▼▼▼

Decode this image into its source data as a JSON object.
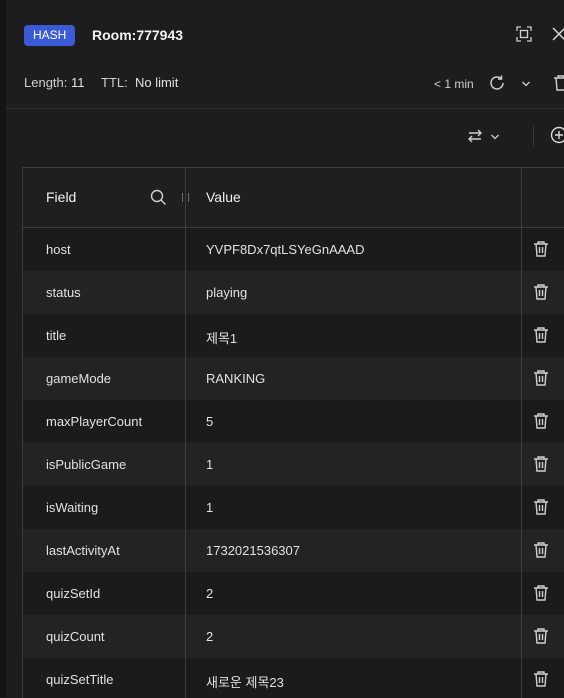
{
  "header": {
    "type_badge": "HASH",
    "key_name": "Room:777943",
    "length_label": "Length:",
    "length_value": "11",
    "ttl_label": "TTL:",
    "ttl_value": "No limit",
    "last_refresh": "< 1 min"
  },
  "table": {
    "columns": {
      "field": "Field",
      "value": "Value"
    },
    "rows": [
      {
        "field": "host",
        "value": "YVPF8Dx7qtLSYeGnAAAD"
      },
      {
        "field": "status",
        "value": "playing"
      },
      {
        "field": "title",
        "value": "제목1"
      },
      {
        "field": "gameMode",
        "value": "RANKING"
      },
      {
        "field": "maxPlayerCount",
        "value": "5"
      },
      {
        "field": "isPublicGame",
        "value": "1"
      },
      {
        "field": "isWaiting",
        "value": "1"
      },
      {
        "field": "lastActivityAt",
        "value": "1732021536307"
      },
      {
        "field": "quizSetId",
        "value": "2"
      },
      {
        "field": "quizCount",
        "value": "2"
      },
      {
        "field": "quizSetTitle",
        "value": "새로운 제목23"
      }
    ]
  },
  "icons": {
    "expand": "fullscreen-icon",
    "close": "close-icon",
    "refresh": "refresh-icon",
    "dropdown": "chevron-down-icon",
    "delete": "trash-icon",
    "format": "swap-arrows-icon",
    "add": "add-circle-icon",
    "search": "search-icon"
  },
  "colors": {
    "badge": "#3b5ad6",
    "background": "#1d1d1d"
  }
}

▲▲▲

Read through the entries and copy every line that includes "field".

### Answer for this exercise
      "field": "Field",
        "field": "host",
        "field": "status",
        "field": "title",
        "field": "gameMode",
        "field": "maxPlayerCount",
        "field": "isPublicGame",
        "field": "isWaiting",
        "field": "lastActivityAt",
        "field": "quizSetId",
        "field": "quizCount",
        "field": "quizSetTitle",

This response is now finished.